Work to complete ::
Identify each line below that contains the word "Zuppa", and copy it out.

[Entries taken from a collection]
-- Start --

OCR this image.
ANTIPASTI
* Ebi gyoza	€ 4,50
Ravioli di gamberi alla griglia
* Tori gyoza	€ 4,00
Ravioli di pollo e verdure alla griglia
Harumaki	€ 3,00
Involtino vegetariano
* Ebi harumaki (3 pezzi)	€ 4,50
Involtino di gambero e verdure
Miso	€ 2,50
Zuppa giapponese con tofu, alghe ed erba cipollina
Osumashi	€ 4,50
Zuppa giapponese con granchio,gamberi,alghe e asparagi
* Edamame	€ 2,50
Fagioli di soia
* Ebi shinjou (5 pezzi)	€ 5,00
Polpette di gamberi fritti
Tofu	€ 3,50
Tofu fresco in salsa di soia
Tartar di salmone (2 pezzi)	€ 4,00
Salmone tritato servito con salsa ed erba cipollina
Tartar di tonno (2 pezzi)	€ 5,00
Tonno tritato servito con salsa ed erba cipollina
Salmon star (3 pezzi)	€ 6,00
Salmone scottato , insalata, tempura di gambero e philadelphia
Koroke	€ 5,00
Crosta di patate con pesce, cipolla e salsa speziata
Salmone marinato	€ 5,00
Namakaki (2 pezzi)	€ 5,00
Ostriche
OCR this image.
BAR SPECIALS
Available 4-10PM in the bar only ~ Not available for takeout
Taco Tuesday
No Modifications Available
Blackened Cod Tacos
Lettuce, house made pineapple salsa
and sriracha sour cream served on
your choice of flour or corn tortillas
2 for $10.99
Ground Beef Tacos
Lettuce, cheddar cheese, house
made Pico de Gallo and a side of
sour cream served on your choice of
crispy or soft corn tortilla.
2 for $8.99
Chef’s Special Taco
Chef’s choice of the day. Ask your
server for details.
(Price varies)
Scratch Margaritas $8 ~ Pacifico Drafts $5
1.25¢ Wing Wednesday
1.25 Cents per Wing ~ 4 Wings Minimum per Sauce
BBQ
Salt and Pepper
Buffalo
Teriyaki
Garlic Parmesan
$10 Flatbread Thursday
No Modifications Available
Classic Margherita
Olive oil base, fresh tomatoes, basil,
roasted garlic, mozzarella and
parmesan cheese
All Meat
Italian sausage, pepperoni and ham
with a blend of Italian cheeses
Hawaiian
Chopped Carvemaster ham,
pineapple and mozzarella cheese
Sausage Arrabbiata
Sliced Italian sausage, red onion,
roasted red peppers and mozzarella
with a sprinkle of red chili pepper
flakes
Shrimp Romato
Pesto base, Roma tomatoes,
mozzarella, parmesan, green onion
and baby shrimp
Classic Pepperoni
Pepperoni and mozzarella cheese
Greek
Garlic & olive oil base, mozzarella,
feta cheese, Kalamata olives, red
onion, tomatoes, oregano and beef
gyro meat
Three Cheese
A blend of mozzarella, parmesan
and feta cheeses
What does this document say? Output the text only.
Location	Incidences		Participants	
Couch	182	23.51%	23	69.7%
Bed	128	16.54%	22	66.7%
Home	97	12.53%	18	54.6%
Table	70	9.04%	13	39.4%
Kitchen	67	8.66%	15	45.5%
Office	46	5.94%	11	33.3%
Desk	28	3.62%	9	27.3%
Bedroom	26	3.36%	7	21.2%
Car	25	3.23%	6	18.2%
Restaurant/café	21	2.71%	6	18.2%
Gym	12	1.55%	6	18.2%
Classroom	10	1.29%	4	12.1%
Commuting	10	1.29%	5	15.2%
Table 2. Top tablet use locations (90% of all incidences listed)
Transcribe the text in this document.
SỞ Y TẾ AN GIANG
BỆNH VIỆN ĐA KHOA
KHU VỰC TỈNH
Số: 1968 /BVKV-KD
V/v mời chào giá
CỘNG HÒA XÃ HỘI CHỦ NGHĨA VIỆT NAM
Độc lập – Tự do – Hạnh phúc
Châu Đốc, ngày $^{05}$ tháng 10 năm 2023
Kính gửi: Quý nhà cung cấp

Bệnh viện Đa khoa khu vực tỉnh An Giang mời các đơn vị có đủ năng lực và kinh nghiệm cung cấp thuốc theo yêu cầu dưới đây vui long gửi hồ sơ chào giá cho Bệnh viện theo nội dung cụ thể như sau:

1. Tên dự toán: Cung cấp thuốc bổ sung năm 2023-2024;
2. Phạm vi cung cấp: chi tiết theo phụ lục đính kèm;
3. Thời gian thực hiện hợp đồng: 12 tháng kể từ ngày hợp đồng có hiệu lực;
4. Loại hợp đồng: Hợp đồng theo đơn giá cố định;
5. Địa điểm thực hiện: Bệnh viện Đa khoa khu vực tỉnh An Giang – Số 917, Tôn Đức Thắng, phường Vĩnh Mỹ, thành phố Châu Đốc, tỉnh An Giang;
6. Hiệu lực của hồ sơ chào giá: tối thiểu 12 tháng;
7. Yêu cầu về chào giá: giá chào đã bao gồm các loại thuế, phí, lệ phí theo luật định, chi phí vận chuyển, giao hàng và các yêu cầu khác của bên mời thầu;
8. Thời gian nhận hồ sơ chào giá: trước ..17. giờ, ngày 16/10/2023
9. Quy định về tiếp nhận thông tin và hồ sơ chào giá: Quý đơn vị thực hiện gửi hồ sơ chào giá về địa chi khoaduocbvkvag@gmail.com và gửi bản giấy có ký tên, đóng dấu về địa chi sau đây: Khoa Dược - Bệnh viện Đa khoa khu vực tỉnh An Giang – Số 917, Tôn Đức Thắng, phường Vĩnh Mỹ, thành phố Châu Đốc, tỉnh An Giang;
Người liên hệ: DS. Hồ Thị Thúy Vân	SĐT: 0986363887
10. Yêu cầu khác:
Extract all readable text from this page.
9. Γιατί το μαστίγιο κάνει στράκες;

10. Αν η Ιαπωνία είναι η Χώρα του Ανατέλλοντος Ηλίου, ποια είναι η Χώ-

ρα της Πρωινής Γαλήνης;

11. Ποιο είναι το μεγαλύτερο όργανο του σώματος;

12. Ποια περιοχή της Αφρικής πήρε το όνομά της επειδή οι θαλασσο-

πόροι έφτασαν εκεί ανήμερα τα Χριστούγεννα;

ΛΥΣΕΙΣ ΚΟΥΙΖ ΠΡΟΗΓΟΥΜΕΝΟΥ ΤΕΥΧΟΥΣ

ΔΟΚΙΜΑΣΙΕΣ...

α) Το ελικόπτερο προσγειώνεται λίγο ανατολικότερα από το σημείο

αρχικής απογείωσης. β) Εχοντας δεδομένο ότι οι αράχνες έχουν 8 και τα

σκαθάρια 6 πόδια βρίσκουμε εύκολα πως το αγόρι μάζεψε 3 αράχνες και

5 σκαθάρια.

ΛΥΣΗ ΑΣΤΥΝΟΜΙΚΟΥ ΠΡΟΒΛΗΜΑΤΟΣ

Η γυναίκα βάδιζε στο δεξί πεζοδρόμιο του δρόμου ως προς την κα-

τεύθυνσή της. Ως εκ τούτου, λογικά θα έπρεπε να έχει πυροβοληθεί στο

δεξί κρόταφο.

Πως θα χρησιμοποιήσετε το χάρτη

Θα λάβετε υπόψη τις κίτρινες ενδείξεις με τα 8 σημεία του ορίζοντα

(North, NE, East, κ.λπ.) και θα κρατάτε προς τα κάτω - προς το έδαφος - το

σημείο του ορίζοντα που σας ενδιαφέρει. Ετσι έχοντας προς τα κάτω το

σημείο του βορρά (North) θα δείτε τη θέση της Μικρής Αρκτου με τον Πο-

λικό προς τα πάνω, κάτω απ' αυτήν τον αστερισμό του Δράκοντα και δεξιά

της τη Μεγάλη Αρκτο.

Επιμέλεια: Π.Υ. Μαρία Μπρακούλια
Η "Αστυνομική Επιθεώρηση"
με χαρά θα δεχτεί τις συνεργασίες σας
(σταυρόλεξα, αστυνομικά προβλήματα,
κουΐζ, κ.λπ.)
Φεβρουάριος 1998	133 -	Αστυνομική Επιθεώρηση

-- End --

Task output ::
Zuppa giapponese con tofu, alghe ed erba cipollina
Zuppa giapponese con granchio,gamberi,alghe e asparagi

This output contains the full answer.